--- Short exercise ---
Return only the number of lines in the entries below that hold the word "ylabel".

--- Input data ---

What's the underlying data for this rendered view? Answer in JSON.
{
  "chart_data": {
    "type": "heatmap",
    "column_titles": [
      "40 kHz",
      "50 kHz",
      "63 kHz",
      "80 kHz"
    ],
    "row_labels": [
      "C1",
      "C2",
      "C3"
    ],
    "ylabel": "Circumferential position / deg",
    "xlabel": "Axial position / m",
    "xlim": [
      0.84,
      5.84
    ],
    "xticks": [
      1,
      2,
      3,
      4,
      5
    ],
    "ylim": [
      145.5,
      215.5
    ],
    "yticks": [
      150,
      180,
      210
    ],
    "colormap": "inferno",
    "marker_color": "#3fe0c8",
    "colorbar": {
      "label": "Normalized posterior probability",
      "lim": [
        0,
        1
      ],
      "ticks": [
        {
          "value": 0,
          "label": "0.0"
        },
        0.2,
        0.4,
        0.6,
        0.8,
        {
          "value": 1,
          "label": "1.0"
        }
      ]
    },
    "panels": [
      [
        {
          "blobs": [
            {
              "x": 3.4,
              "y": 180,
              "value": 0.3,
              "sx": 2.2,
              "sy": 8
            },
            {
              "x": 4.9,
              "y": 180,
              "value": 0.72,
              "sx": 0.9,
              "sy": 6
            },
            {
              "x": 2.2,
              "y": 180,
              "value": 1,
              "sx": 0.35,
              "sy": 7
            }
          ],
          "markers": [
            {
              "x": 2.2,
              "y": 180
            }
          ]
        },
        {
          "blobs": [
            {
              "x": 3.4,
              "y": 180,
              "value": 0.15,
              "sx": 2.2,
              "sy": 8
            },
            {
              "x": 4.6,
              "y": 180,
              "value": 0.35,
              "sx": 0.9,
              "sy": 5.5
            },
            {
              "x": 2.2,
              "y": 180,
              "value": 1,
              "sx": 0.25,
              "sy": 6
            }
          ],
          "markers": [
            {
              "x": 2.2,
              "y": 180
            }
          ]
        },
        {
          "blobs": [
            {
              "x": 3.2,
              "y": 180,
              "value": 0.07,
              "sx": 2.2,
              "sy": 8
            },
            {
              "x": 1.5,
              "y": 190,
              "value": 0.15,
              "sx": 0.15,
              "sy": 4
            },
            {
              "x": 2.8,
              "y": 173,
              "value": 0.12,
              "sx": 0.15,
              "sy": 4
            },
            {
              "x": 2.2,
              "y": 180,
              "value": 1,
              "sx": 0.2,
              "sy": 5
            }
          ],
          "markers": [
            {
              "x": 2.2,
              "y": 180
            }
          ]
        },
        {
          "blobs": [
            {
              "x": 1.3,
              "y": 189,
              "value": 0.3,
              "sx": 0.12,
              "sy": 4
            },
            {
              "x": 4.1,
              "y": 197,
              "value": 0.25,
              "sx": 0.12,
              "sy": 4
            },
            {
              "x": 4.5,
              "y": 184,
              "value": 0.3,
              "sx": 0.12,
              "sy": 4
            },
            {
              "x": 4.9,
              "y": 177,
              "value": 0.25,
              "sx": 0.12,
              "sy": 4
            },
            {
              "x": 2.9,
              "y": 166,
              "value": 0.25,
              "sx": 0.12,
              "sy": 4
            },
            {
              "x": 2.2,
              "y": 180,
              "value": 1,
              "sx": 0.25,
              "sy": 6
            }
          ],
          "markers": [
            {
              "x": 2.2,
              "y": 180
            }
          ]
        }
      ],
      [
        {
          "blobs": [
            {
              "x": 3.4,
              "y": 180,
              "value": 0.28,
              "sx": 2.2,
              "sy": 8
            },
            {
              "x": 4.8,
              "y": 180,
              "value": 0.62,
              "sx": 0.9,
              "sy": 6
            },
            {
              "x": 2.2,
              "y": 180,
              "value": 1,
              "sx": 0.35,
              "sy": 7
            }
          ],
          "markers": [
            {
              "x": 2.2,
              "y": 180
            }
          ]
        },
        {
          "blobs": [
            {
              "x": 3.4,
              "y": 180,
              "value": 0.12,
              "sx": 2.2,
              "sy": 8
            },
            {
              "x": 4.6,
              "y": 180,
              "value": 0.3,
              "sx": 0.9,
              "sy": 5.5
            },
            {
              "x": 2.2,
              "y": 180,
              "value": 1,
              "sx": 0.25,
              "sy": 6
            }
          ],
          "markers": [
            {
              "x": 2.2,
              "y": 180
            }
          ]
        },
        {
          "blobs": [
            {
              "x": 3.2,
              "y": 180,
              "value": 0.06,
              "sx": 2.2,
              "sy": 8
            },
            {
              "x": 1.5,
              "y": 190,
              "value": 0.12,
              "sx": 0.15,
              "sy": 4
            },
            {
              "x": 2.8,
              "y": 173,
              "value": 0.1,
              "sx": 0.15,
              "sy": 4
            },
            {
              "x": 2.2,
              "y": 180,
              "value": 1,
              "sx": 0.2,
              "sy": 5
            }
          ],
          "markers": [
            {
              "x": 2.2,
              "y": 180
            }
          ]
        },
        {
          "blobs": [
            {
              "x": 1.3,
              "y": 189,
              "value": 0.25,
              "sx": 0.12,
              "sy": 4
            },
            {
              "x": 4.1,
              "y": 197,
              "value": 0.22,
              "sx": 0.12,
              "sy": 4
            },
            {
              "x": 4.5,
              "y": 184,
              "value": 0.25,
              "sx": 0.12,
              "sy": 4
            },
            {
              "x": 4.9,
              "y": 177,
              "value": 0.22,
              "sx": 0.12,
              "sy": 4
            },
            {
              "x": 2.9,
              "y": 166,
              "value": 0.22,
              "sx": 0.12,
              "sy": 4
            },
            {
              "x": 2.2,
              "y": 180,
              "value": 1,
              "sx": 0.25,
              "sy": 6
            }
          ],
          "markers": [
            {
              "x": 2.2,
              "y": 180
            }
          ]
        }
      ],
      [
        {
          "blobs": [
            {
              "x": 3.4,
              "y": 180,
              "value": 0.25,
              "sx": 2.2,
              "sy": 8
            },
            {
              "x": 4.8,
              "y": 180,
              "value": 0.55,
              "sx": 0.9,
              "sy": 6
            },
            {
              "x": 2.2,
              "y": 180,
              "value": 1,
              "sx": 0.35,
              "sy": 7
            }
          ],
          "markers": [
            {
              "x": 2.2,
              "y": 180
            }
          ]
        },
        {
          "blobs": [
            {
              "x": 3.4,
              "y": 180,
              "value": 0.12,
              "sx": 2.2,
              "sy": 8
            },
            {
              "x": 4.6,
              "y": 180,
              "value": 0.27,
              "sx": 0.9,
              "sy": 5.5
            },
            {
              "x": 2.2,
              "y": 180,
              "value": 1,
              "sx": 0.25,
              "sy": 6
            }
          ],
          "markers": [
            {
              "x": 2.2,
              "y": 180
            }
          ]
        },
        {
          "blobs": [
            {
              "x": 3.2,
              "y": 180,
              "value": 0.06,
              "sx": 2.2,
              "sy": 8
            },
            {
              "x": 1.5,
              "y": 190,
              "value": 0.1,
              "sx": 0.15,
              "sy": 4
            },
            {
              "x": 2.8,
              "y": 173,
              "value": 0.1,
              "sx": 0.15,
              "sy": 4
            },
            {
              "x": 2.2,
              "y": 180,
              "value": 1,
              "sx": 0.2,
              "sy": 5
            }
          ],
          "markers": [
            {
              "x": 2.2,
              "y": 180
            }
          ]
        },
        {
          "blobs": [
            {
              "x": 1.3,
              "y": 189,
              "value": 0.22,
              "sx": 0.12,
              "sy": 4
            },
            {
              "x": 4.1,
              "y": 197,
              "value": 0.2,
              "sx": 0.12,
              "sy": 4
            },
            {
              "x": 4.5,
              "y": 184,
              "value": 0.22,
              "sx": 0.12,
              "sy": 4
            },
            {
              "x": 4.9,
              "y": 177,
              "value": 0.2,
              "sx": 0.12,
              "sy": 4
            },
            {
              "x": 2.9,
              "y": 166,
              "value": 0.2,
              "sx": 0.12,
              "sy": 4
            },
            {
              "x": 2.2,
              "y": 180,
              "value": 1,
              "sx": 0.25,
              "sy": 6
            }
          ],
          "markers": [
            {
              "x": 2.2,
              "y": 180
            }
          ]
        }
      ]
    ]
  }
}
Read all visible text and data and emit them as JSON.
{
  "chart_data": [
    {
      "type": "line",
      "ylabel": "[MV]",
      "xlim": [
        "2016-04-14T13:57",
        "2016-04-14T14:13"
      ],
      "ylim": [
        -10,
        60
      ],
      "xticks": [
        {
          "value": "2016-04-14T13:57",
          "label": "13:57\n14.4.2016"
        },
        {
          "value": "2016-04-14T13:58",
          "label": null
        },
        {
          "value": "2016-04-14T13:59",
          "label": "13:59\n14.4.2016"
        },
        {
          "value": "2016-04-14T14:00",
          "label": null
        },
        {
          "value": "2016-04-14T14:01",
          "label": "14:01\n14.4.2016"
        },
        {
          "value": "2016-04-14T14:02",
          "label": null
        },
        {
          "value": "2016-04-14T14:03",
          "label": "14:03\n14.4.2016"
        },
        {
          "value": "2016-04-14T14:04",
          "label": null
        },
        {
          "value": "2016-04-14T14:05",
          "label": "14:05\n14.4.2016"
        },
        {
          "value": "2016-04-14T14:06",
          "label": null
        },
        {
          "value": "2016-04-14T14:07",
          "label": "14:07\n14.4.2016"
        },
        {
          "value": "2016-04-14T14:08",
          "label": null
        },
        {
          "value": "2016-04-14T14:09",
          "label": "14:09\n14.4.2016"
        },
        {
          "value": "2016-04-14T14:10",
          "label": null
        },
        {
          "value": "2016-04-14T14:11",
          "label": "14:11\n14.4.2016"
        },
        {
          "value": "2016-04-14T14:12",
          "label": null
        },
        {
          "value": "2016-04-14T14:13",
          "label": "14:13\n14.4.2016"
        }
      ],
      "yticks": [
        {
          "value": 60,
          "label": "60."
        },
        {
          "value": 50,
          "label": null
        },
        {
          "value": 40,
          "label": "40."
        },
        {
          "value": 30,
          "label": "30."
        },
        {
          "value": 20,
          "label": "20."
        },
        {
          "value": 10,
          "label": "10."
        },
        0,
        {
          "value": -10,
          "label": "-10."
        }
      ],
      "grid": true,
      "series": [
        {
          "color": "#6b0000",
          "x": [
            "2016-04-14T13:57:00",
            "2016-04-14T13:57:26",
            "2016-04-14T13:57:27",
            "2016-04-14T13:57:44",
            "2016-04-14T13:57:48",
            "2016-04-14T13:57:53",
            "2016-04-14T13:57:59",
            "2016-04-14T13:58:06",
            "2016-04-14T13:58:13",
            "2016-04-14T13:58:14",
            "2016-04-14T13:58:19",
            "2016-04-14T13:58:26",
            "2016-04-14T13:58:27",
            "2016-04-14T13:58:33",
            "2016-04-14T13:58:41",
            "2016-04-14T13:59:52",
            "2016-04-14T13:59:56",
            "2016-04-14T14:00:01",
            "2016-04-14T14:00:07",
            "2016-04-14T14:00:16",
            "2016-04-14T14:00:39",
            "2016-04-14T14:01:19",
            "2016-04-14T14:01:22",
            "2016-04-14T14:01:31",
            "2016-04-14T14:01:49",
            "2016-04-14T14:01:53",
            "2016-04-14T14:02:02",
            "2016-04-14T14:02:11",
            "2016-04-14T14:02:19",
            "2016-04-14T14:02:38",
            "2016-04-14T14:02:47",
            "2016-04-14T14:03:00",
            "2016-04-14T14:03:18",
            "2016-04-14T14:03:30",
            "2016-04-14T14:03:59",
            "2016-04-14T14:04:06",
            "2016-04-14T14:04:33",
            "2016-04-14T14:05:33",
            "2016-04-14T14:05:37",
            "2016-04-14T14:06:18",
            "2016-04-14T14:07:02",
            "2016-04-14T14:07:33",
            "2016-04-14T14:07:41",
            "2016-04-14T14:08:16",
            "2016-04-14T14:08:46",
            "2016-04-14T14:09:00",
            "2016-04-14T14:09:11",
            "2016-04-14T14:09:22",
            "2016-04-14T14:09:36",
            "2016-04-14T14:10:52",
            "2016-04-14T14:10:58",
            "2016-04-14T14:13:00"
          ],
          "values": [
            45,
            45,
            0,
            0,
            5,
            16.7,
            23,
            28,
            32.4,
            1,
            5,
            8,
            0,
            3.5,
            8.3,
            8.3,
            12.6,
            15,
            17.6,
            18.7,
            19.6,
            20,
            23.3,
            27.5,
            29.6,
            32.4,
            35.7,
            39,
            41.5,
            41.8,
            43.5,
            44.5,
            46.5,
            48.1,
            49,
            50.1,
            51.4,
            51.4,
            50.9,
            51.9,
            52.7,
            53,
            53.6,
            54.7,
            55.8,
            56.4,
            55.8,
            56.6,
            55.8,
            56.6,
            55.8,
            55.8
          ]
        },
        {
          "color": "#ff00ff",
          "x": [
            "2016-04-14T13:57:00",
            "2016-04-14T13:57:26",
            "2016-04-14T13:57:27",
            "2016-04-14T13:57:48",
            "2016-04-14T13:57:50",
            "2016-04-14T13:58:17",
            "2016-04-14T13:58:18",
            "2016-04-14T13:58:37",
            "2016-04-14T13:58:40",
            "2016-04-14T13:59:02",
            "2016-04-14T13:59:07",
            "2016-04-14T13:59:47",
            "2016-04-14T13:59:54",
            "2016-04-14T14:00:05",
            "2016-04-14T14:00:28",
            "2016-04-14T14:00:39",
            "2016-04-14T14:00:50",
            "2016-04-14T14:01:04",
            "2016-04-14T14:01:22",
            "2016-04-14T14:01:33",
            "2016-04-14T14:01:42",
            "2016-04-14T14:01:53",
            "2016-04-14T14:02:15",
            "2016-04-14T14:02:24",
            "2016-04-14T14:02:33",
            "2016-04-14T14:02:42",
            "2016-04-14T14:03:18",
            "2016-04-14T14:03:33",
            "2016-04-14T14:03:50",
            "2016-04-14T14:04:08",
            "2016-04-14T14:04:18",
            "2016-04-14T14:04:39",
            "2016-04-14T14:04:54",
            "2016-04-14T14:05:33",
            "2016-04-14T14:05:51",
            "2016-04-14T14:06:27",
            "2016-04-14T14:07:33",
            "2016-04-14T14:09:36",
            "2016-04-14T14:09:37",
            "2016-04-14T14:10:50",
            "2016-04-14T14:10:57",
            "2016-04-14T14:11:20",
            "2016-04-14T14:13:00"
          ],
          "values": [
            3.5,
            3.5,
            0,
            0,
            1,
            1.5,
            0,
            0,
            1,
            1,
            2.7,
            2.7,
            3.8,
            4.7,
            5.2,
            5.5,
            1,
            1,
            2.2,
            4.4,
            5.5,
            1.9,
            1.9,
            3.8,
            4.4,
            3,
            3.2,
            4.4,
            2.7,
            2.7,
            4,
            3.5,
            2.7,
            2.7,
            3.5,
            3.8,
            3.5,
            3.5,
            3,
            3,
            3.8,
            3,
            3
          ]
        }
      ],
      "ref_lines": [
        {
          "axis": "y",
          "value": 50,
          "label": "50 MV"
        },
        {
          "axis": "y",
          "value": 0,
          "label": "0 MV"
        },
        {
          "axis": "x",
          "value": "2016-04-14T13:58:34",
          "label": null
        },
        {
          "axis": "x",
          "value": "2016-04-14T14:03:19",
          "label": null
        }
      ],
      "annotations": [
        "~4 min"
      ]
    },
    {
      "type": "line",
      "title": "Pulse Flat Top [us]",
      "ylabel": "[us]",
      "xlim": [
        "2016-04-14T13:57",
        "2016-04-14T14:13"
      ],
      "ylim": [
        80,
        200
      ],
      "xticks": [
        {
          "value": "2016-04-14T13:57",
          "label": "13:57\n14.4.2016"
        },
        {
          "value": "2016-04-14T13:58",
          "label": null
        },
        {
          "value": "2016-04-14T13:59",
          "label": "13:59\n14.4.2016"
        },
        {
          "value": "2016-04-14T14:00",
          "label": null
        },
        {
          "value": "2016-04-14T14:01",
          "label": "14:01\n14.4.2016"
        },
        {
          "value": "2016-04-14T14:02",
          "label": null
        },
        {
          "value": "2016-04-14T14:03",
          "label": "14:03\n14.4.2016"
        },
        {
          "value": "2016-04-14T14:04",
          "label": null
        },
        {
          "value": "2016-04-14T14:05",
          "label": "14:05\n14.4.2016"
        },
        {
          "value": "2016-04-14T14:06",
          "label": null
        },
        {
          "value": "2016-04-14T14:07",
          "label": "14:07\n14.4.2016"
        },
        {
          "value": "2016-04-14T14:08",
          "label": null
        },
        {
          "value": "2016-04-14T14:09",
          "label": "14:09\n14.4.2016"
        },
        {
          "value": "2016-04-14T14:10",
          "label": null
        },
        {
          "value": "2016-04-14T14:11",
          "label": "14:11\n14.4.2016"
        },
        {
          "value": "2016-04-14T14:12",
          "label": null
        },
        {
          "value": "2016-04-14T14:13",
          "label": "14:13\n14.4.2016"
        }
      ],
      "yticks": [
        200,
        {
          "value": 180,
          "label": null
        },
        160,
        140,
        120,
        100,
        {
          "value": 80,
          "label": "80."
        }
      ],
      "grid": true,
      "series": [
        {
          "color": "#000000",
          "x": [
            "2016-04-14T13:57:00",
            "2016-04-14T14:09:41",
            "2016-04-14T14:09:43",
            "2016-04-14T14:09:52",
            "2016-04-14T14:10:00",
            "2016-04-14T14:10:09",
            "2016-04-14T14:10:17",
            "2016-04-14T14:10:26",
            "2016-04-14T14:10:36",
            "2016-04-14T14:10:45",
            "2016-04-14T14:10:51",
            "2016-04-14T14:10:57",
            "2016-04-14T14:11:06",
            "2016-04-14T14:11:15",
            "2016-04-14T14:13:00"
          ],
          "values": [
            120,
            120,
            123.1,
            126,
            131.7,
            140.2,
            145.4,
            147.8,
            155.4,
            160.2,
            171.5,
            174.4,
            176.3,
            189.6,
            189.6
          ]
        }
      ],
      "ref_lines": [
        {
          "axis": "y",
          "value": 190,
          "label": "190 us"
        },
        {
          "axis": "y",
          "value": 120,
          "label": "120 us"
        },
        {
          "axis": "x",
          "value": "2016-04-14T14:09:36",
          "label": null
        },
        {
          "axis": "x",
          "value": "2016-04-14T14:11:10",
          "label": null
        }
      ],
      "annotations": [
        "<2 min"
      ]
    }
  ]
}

--- Expected output ---
3